### Exercise
Which lines include the word "juil"? Copy each of them.

### Dataset extract

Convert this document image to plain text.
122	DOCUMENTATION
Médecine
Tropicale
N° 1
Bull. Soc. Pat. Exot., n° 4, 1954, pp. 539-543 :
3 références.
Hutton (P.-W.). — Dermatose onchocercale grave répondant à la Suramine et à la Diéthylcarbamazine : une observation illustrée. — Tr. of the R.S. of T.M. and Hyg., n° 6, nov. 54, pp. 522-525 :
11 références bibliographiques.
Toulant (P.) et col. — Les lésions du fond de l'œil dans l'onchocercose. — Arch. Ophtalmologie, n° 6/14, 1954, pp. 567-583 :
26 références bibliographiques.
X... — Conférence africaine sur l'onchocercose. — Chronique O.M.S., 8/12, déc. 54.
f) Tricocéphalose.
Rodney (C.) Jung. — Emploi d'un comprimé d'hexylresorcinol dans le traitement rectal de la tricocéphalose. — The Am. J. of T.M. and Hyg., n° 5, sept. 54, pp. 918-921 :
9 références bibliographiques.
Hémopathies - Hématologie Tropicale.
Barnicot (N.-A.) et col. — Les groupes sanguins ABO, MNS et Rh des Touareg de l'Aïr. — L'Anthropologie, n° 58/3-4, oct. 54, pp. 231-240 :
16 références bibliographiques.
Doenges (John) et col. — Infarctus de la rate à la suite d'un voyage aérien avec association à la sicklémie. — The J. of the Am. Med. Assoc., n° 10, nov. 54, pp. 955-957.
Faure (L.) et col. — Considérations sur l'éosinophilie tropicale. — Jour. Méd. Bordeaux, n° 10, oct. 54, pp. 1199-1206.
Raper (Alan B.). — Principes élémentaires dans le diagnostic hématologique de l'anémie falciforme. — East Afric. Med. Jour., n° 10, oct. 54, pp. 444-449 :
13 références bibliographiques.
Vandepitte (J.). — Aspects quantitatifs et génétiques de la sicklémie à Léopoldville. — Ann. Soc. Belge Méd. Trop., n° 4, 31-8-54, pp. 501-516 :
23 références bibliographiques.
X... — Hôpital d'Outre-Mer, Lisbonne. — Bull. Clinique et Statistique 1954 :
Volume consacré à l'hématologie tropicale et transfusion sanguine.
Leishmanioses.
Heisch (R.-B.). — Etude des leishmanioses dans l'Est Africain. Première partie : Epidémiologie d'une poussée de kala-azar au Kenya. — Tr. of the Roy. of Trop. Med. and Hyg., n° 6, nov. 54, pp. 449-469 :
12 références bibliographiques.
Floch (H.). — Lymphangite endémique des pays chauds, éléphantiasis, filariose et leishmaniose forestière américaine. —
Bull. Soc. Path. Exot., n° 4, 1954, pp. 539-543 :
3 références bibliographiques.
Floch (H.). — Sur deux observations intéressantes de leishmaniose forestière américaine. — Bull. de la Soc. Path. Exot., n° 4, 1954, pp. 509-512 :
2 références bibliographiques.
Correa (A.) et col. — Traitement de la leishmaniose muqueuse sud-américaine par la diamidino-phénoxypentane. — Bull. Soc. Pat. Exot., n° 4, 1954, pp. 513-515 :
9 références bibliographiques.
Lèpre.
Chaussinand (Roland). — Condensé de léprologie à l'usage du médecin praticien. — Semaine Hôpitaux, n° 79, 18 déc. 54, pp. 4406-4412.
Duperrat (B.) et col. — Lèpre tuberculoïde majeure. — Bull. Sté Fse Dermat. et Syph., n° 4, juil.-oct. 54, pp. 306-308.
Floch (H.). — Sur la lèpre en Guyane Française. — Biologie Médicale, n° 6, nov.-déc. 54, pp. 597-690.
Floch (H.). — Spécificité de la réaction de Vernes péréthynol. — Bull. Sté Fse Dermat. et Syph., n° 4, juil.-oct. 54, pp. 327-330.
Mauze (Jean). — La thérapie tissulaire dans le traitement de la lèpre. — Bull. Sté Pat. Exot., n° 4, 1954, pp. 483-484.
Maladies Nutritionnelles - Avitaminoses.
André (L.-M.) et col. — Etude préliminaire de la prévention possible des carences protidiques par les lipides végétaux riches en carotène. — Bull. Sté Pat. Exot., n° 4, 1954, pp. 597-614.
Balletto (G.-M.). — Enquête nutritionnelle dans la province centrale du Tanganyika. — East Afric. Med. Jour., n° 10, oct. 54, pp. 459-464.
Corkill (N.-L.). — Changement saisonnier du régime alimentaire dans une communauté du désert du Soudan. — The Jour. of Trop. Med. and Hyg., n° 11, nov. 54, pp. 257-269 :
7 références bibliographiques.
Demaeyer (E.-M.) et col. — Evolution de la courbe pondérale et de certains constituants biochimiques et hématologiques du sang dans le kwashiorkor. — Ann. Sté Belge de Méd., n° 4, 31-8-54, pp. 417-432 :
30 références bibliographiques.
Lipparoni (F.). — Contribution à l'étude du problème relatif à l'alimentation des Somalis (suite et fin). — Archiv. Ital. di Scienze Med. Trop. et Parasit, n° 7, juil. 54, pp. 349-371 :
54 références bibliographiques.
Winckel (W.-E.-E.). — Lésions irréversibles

### Solution to the problem
Duperrat (B.) et col. — Lèpre tuberculoïde majeure. — Bull. Sté Fse Dermat. et Syph., n° 4, juil.-oct. 54, pp. 306-308.
Floch (H.). — Spécificité de la réaction de Vernes péréthynol. — Bull. Sté Fse Dermat. et Syph., n° 4, juil.-oct. 54, pp. 327-330.
Lipparoni (F.). — Contribution à l'étude du problème relatif à l'alimentation des Somalis (suite et fin). — Archiv. Ital. di Scienze Med. Trop. et Parasit, n° 7, juil. 54, pp. 349-371 :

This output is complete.